*COMPITI DA SVOLGERE:*
A) Nel testo fornito, quale organo ha emesso la recente sentenza sulla "cannabis domestica"?
B) Indica se ciascuna affermazione concorda con il testo fornito, rispondendo sì o no e citando le parole decisive: (i) l'autore interviene indipendentemente dalle posizioni sulle droghe leggere; (ii) secondo il testo, con la cannabis si potrà fare quel che si vuole; (iii) l'autore presenta il proprio contributo come critico e tecnico-giuridico.
C) Stampa senza modifiche il passo del testo fornito che inizia con "Comunque ci sono" e prosegue fino a "ad essa connessa.", incluse queste parole.

*TESTO FORNITO:*

Comunque ci sono i paletti (per fortuna). Con la cannabis non si potrà fare quel che si vuole

sabato 28 dicembre 11:36 - di Gaetano Lauro Grotto*
Voglio intervenire con un piccolo contributo critico e tecnico-giuridico sulla recente sentenza delle Sezioni Unite Penali della Corte di Cassazione, che è intervenuta sentenziando sulla “cannabis domestica”. E ciò – preciso sin d’ora – a prescindere dalle valutazioni di “chi è  contro o a favore le droghe leggere”.
Questi risultano i punti salienti della decisione del Supremo Consesso, che saranno ancor più  apprezzati o criticati, una volta letta la motivazione ad essa connessa.

*Dati per la comprensione di documenti:*
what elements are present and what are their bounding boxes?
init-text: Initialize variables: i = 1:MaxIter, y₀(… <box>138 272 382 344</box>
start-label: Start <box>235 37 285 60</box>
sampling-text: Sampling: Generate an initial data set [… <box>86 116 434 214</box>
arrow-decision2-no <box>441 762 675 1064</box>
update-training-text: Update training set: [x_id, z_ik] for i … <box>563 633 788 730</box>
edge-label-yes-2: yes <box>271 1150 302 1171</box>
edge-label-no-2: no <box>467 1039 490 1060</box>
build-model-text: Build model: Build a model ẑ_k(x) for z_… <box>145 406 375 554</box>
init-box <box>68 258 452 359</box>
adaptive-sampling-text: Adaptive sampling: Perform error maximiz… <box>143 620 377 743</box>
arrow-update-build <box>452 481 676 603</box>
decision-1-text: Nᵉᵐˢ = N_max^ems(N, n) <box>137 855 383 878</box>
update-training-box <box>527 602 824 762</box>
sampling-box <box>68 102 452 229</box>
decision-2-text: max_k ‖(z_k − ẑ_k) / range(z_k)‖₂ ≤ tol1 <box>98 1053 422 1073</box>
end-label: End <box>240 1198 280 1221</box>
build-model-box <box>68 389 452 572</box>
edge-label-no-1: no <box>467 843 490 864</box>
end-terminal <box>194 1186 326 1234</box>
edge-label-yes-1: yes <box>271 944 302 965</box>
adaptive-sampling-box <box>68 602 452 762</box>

*RISPOSTE NUMERATE:*
A) Le Sezioni Unite Penali della Corte di Cassazione.

B)
(i) Sì: "a prescindere dalle valutazioni".
(ii) No: "Con la cannabis non si potrà fare quel che si vuole".
(iii) Sì: "un piccolo contributo critico e tecnico-giuridico".

C)
Comunque ci sono i paletti (per fortuna). Con la cannabis non si potrà fare quel che si vuole

sabato 28 dicembre 11:36 - di Gaetano Lauro Grotto*
Voglio intervenire con un piccolo contributo critico e tecnico-giuridico sulla recente sentenza delle Sezioni Unite Penali della Corte di Cassazione, che è intervenuta sentenziando sulla “cannabis domestica”. E ciò – preciso sin d’ora – a prescindere dalle valutazioni di “chi è  contro o a favore le droghe leggere”.
Questi risultano i punti salienti della decisione del Supremo Consesso, che saranno ancor più  apprezzati o criticati, una volta letta la motivazione ad essa connessa.